Leave out the images; return the rest of the data exactly.

ENTRIES:
########

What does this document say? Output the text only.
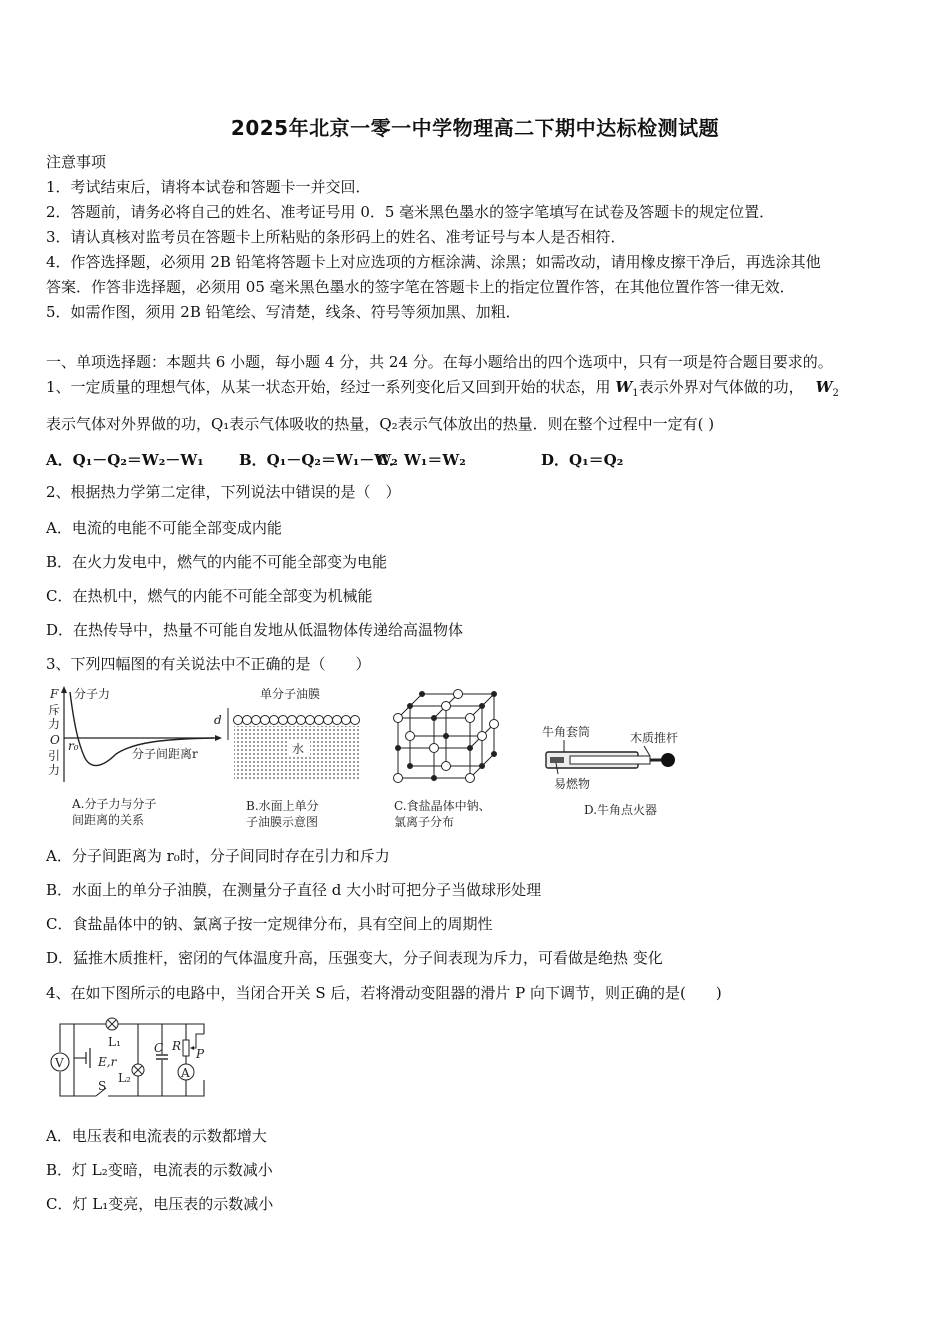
2025年北京一零一中学物理高二下期中达标检测试题
注意事项
1．考试结束后，请将本试卷和答题卡一并交回．
2．答题前，请务必将自己的姓名、准考证号用 0．5 毫米黑色墨水的签字笔填写在试卷及答题卡的规定位置．
3．请认真核对监考员在答题卡上所粘贴的条形码上的姓名、准考证号与本人是否相符．
4．作答选择题，必须用 2B 铅笔将答题卡上对应选项的方框涂满、涂黑；如需改动，请用橡皮擦干净后，再选涂其他
答案．作答非选择题，必须用 05 毫米黑色墨水的签字笔在答题卡上的指定位置作答，在其他位置作答一律无效．
5．如需作图，须用 2B 铅笔绘、写清楚，线条、符号等须加黑、加粗．
一、单项选择题：本题共 6 小题，每小题 4 分，共 24 分。在每小题给出的四个选项中，只有一项是符合题目要求的。
1、一定质量的理想气体，从某一状态开始，经过一系列变化后又回到开始的状态，用 $W_1$表示外界对气体做的功， $W_2$
表示气体对外界做的功，Q₁表示气体吸收的热量，Q₂表示气体放出的热量．则在整个过程中一定有( )
A．Q₁－Q₂＝W₂－W₁ B．Q₁－Q₂＝W₁－W₂
C．W₁＝W₂	D．Q₁＝Q₂
2、根据热力学第二定律，下列说法中错误的是（　）
A．电流的电能不可能全部变成内能
B．在火力发电中，燃气的内能不可能全部变为电能
C．在热机中，燃气的内能不可能全部变为机械能
D．在热传导中，热量不可能自发地从低温物体传递给高温物体
3、下列四幅图的有关说法中不正确的是（　　）
F 分子力
斥
力
O r₀
分子间距离r
引
力
A.分子力与分子
间距离的关系
单分子油膜
d
水
B.水面上单分
子油膜示意图
C.食盐晶体中钠、
氯离子分布
牛角套筒	木质推杆
易燃物
D.牛角点火器
A．分子间距离为 r₀时，分子间同时存在引力和斥力
B．水面上的单分子油膜，在测量分子直径 d 大小时可把分子当做球形处理
C．食盐晶体中的钠、氯离子按一定规律分布，具有空间上的周期性
D．猛推木质推杆，密闭的气体温度升高，压强变大，分子间表现为斥力，可看做是绝热 变化
4、在如下图所示的电路中，当闭合开关 S 后，若将滑动变阻器的滑片 P 向下调节，则正确的是(　　)
V
L₁
E,r
L₂
C R
P
A
S
A．电压表和电流表的示数都增大
B．灯 L₂变暗，电流表的示数减小
C．灯 L₁变亮，电压表的示数减小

########

TASK ANSWER:
What does this document say? Output the text only.
2025年北京一零一中学物理高二下期中达标检测试题
注意事项
1．考试结束后，请将本试卷和答题卡一并交回．
2．答题前，请务必将自己的姓名、准考证号用 0．5 毫米黑色墨水的签字笔填写在试卷及答题卡的规定位置．
3．请认真核对监考员在答题卡上所粘贴的条形码上的姓名、准考证号与本人是否相符．
4．作答选择题，必须用 2B 铅笔将答题卡上对应选项的方框涂满、涂黑；如需改动，请用橡皮擦干净后，再选涂其他
答案．作答非选择题，必须用 05 毫米黑色墨水的签字笔在答题卡上的指定位置作答，在其他位置作答一律无效．
5．如需作图，须用 2B 铅笔绘、写清楚，线条、符号等须加黑、加粗．
一、单项选择题：本题共 6 小题，每小题 4 分，共 24 分。在每小题给出的四个选项中，只有一项是符合题目要求的。
1、一定质量的理想气体，从某一状态开始，经过一系列变化后又回到开始的状态，用 $W_1$表示外界对气体做的功， $W_2$
表示气体对外界做的功，Q₁表示气体吸收的热量，Q₂表示气体放出的热量．则在整个过程中一定有( )
A．Q₁－Q₂＝W₂－W₁ B．Q₁－Q₂＝W₁－W₂
C．W₁＝W₂	D．Q₁＝Q₂
2、根据热力学第二定律，下列说法中错误的是（　）
A．电流的电能不可能全部变成内能
B．在火力发电中，燃气的内能不可能全部变为电能
C．在热机中，燃气的内能不可能全部变为机械能
D．在热传导中，热量不可能自发地从低温物体传递给高温物体
3、下列四幅图的有关说法中不正确的是（　　）
F 分子力
斥
力
O r₀
分子间距离r
引
力
A.分子力与分子
间距离的关系
单分子油膜
d
水
B.水面上单分
子油膜示意图
C.食盐晶体中钠、
氯离子分布
牛角套筒	木质推杆
易燃物
D.牛角点火器
A．分子间距离为 r₀时，分子间同时存在引力和斥力
B．水面上的单分子油膜，在测量分子直径 d 大小时可把分子当做球形处理
C．食盐晶体中的钠、氯离子按一定规律分布，具有空间上的周期性
D．猛推木质推杆，密闭的气体温度升高，压强变大，分子间表现为斥力，可看做是绝热 变化
4、在如下图所示的电路中，当闭合开关 S 后，若将滑动变阻器的滑片 P 向下调节，则正确的是(　　)
V
L₁
E,r
L₂
C R
P
A
S
A．电压表和电流表的示数都增大
B．灯 L₂变暗，电流表的示数减小
C．灯 L₁变亮，电压表的示数减小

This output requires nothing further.